Extracted information:
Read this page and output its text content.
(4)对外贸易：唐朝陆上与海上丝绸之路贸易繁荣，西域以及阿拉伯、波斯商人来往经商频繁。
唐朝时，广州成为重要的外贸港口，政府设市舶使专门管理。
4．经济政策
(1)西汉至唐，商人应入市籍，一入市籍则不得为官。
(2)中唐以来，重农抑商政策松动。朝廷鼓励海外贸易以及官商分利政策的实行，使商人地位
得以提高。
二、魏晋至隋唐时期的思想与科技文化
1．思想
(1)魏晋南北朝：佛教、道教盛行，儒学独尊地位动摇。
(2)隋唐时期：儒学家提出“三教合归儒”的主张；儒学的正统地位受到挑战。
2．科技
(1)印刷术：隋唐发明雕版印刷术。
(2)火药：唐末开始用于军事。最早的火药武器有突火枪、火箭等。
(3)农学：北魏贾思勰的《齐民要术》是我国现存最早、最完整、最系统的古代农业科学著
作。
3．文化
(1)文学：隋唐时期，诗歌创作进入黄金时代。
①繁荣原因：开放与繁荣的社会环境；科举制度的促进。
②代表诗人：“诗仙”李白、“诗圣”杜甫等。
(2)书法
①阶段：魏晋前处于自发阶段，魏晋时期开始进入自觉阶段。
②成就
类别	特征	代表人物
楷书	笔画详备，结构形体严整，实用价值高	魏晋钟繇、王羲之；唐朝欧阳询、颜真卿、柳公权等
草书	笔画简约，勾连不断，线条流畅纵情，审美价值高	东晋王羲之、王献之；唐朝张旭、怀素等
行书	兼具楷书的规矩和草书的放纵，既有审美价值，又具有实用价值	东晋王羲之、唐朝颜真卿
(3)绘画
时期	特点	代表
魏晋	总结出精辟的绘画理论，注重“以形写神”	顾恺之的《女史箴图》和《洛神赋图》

Aim: Each line that contains the string "东晋王羲之" counts once; report how many such lines the entries have, giving only the number.

Output of the exercise: 2